Copy out every line of the listing below word for word, omitting the pictures.

A block of data ->
________________________________________

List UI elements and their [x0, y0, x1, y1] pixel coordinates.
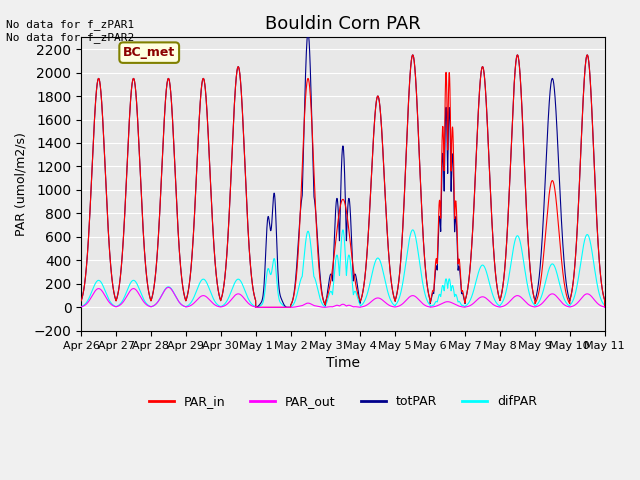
Legend: PAR_in, PAR_out, totPAR, difPAR: PAR_in, PAR_out, totPAR, difPAR [143, 390, 542, 413]
Y-axis label: PAR (umol/m2/s): PAR (umol/m2/s) [15, 132, 28, 236]
Text: No data for f_zPAR1
No data for f_zPAR2: No data for f_zPAR1 No data for f_zPAR2 [6, 19, 134, 43]
Title: Bouldin Corn PAR: Bouldin Corn PAR [265, 15, 420, 33]
Text: BC_met: BC_met [123, 46, 175, 59]
X-axis label: Time: Time [326, 356, 360, 370]
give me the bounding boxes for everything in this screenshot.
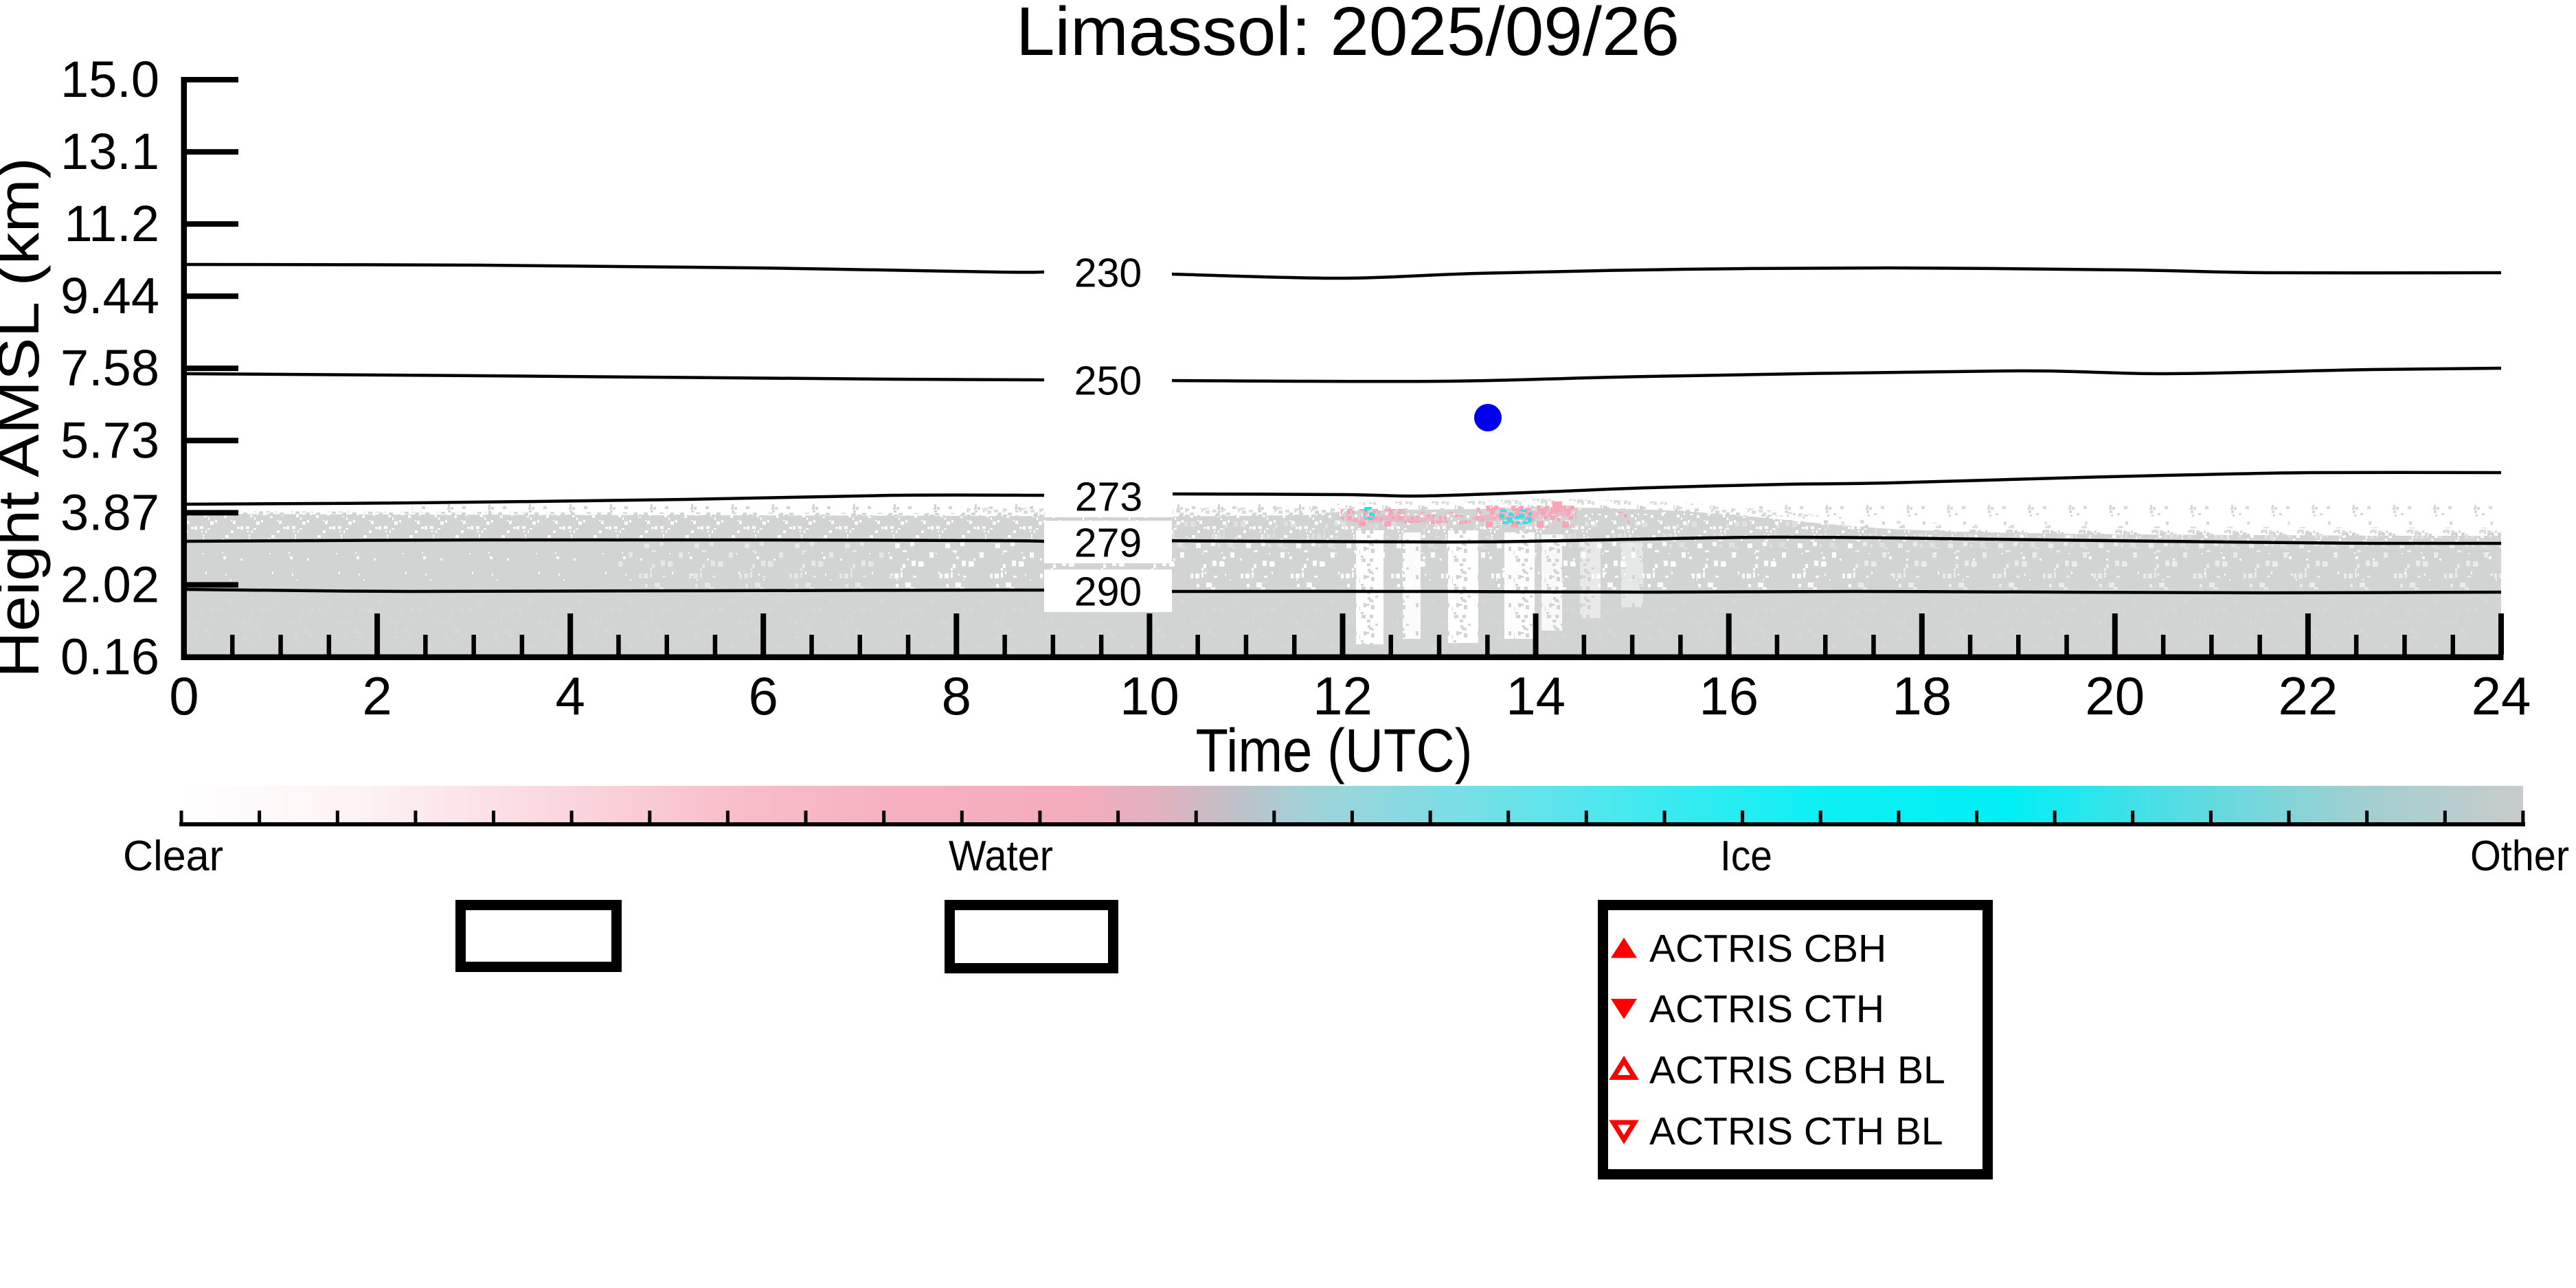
svg-text:7.58: 7.58 [60, 339, 159, 396]
svg-text:4: 4 [556, 666, 585, 726]
svg-text:20: 20 [2085, 666, 2145, 726]
svg-text:2.02: 2.02 [60, 556, 159, 613]
svg-text:3.87: 3.87 [60, 484, 159, 541]
svg-text:Time (UTC): Time (UTC) [1196, 716, 1473, 784]
svg-text:12: 12 [1313, 666, 1372, 726]
svg-text:8: 8 [942, 666, 971, 726]
svg-text:18: 18 [1892, 666, 1952, 726]
svg-text:16: 16 [1699, 666, 1759, 726]
svg-text:279: 279 [1074, 521, 1142, 566]
svg-text:2: 2 [362, 666, 392, 726]
svg-text:230: 230 [1074, 251, 1142, 296]
svg-text:9.44: 9.44 [60, 267, 159, 324]
svg-text:Water: Water [949, 833, 1053, 880]
svg-text:10: 10 [1120, 666, 1179, 726]
svg-text:ACTRIS CTH BL: ACTRIS CTH BL [1649, 1109, 1943, 1153]
svg-text:24: 24 [2472, 666, 2531, 726]
svg-text:13.1: 13.1 [60, 123, 159, 180]
svg-text:11.2: 11.2 [64, 195, 159, 252]
svg-text:250: 250 [1074, 359, 1142, 404]
svg-text:0.16: 0.16 [60, 629, 159, 686]
svg-text:Limassol: 2025/09/26: Limassol: 2025/09/26 [1016, 0, 1680, 70]
svg-text:Height AMSL (km): Height AMSL (km) [0, 157, 51, 678]
svg-text:290: 290 [1074, 569, 1142, 615]
svg-text:ACTRIS CTH: ACTRIS CTH [1649, 987, 1884, 1031]
svg-text:273: 273 [1075, 475, 1142, 520]
svg-text:ACTRIS CBH BL: ACTRIS CBH BL [1649, 1048, 1945, 1092]
svg-text:22: 22 [2279, 666, 2338, 726]
svg-text:Ice: Ice [1720, 833, 1772, 880]
svg-text:Clear: Clear [123, 833, 223, 880]
svg-text:6: 6 [749, 666, 778, 726]
svg-text:5.73: 5.73 [60, 411, 159, 468]
svg-text:Other: Other [2470, 833, 2569, 880]
svg-text:0: 0 [169, 666, 199, 726]
svg-text:15.0: 15.0 [60, 51, 159, 108]
svg-text:ACTRIS CBH: ACTRIS CBH [1649, 927, 1886, 971]
svg-text:14: 14 [1506, 666, 1566, 726]
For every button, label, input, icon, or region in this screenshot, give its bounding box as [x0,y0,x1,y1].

________________________________________

FINAL RESULT ->
List UI elements and their [x0, y0, x1, y1] pixel coordinates.
Legend: PAR_in, PAR_out, totPAR, difPAR: PAR_in, PAR_out, totPAR, difPAR [143, 390, 542, 413]
Y-axis label: PAR (umol/m2/s): PAR (umol/m2/s) [15, 132, 28, 236]
Text: No data for f_zPAR1
No data for f_zPAR2: No data for f_zPAR1 No data for f_zPAR2 [6, 19, 134, 43]
Title: Bouldin Corn PAR: Bouldin Corn PAR [265, 15, 420, 33]
Text: BC_met: BC_met [123, 46, 175, 59]
X-axis label: Time: Time [326, 356, 360, 370]
give me the bounding boxes for everything in this screenshot.
svg-text:7.58: 7.58 [60, 339, 159, 396]
svg-text:4: 4 [556, 666, 585, 726]
svg-text:20: 20 [2085, 666, 2145, 726]
svg-text:2.02: 2.02 [60, 556, 159, 613]
svg-text:3.87: 3.87 [60, 484, 159, 541]
svg-text:Time (UTC): Time (UTC) [1196, 716, 1473, 784]
svg-text:12: 12 [1313, 666, 1372, 726]
svg-text:8: 8 [942, 666, 971, 726]
svg-text:18: 18 [1892, 666, 1952, 726]
svg-text:16: 16 [1699, 666, 1759, 726]
svg-text:279: 279 [1074, 521, 1142, 566]
svg-text:2: 2 [362, 666, 392, 726]
svg-text:230: 230 [1074, 251, 1142, 296]
svg-text:9.44: 9.44 [60, 267, 159, 324]
svg-text:Water: Water [949, 833, 1053, 880]
svg-text:10: 10 [1120, 666, 1179, 726]
svg-text:ACTRIS CTH BL: ACTRIS CTH BL [1649, 1109, 1943, 1153]
svg-text:24: 24 [2472, 666, 2531, 726]
svg-text:13.1: 13.1 [60, 123, 159, 180]
svg-text:11.2: 11.2 [64, 195, 159, 252]
svg-text:250: 250 [1074, 359, 1142, 404]
svg-text:0.16: 0.16 [60, 629, 159, 686]
svg-text:Limassol: 2025/09/26: Limassol: 2025/09/26 [1016, 0, 1680, 70]
svg-text:Height AMSL (km): Height AMSL (km) [0, 157, 51, 678]
svg-text:290: 290 [1074, 569, 1142, 615]
svg-text:ACTRIS CTH: ACTRIS CTH [1649, 987, 1884, 1031]
svg-text:273: 273 [1075, 475, 1142, 520]
svg-text:ACTRIS CBH BL: ACTRIS CBH BL [1649, 1048, 1945, 1092]
svg-text:22: 22 [2279, 666, 2338, 726]
svg-text:Ice: Ice [1720, 833, 1772, 880]
svg-text:Clear: Clear [123, 833, 223, 880]
svg-text:6: 6 [749, 666, 778, 726]
svg-text:5.73: 5.73 [60, 411, 159, 468]
svg-text:Other: Other [2470, 833, 2569, 880]
svg-text:0: 0 [169, 666, 199, 726]
svg-text:15.0: 15.0 [60, 51, 159, 108]
svg-text:ACTRIS CBH: ACTRIS CBH [1649, 927, 1886, 971]
svg-text:14: 14 [1506, 666, 1566, 726]
For every button, label, input, icon, or region in this screenshot, give its bounding box as [x0,y0,x1,y1].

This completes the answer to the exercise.